▶ _Records for the task_:
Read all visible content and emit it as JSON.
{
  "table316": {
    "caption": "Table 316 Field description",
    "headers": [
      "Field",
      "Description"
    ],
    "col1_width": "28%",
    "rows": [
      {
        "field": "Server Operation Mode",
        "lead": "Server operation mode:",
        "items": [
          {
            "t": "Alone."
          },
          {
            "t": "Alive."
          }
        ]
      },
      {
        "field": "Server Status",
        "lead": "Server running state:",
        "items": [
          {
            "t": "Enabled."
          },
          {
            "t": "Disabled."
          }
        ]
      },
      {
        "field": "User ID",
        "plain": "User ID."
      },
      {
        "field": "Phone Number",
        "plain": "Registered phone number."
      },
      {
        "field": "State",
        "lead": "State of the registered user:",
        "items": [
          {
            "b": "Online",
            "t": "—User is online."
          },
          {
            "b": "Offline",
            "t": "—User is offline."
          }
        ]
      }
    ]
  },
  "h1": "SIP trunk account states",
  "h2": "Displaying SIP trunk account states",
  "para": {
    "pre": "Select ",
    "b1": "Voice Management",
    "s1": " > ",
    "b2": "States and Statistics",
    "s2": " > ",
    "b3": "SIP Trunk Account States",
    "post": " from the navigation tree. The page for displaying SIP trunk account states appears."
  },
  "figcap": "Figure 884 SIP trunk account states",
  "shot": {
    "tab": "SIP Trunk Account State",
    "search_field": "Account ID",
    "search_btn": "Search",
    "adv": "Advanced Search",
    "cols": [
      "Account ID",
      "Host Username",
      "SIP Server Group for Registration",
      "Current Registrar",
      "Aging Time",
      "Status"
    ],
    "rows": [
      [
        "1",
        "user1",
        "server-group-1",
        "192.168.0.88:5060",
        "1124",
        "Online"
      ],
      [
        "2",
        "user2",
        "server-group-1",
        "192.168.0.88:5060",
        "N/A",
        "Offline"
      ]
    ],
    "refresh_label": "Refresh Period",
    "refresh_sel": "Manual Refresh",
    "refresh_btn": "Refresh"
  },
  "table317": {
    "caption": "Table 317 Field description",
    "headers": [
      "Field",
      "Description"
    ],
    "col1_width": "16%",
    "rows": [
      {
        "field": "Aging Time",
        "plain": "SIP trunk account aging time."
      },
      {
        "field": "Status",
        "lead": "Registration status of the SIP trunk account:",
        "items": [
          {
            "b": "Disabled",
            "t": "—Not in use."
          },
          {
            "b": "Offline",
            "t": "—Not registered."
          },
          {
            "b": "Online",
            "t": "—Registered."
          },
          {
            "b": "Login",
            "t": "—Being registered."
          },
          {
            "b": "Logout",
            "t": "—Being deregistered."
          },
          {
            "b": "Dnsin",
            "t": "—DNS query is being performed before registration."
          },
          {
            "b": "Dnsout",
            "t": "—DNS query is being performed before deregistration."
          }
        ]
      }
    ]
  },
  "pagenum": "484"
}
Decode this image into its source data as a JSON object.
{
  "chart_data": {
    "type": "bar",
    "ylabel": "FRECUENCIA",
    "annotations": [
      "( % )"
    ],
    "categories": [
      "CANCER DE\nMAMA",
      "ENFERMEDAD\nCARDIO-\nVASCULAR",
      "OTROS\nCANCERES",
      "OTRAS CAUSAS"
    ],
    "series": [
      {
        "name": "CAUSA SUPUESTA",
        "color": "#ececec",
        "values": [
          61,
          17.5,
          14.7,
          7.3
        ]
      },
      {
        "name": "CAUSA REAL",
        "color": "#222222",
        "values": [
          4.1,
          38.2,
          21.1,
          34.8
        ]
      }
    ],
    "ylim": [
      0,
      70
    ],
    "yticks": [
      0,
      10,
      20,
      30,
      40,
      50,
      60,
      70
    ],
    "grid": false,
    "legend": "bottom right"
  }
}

▶ _Aim_:
Say how many lines in the records contain the string "query", and say nothing else.

▶ _Right answer_:
2